Data entries for graphics:
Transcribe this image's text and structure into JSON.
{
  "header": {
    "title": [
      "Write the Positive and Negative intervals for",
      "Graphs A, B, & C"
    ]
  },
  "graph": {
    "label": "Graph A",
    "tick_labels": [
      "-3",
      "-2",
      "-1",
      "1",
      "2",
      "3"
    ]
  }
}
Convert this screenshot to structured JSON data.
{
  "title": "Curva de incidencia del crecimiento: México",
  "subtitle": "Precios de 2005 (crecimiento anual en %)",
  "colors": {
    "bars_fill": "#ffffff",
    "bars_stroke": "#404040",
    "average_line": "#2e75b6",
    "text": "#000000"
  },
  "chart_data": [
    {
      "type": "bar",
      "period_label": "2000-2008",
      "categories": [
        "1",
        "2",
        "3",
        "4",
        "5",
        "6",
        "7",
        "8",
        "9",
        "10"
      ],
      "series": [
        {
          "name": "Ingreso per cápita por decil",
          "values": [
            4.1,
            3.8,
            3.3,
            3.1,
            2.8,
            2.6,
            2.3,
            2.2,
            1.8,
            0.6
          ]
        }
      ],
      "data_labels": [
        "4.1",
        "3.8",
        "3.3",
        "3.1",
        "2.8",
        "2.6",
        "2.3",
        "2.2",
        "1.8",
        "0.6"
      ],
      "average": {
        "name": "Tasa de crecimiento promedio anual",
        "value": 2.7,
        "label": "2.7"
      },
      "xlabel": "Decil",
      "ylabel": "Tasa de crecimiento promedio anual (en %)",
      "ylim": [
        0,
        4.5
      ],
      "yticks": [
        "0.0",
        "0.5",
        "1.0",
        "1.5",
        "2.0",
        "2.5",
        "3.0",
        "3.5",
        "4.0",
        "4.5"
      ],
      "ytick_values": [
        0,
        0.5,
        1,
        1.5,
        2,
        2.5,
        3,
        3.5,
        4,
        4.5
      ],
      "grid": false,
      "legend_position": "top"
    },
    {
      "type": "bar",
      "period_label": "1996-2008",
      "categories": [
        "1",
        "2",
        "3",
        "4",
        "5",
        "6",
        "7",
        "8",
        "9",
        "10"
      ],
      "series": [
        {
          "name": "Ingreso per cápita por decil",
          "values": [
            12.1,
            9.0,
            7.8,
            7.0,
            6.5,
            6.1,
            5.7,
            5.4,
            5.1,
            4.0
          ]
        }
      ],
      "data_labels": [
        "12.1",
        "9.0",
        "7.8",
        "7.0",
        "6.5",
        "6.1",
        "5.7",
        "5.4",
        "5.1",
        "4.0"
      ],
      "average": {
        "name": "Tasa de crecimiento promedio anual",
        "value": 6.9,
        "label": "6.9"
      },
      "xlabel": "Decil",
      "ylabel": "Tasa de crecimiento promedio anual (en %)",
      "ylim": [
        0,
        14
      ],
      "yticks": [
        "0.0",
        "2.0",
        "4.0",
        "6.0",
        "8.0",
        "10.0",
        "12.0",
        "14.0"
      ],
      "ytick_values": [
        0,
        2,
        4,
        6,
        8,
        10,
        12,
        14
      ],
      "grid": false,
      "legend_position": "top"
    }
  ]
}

**GIVEN REQUEST**. State how many lines of the records hold the string "text", and nothing else.

**ANSWER BELOW**. 2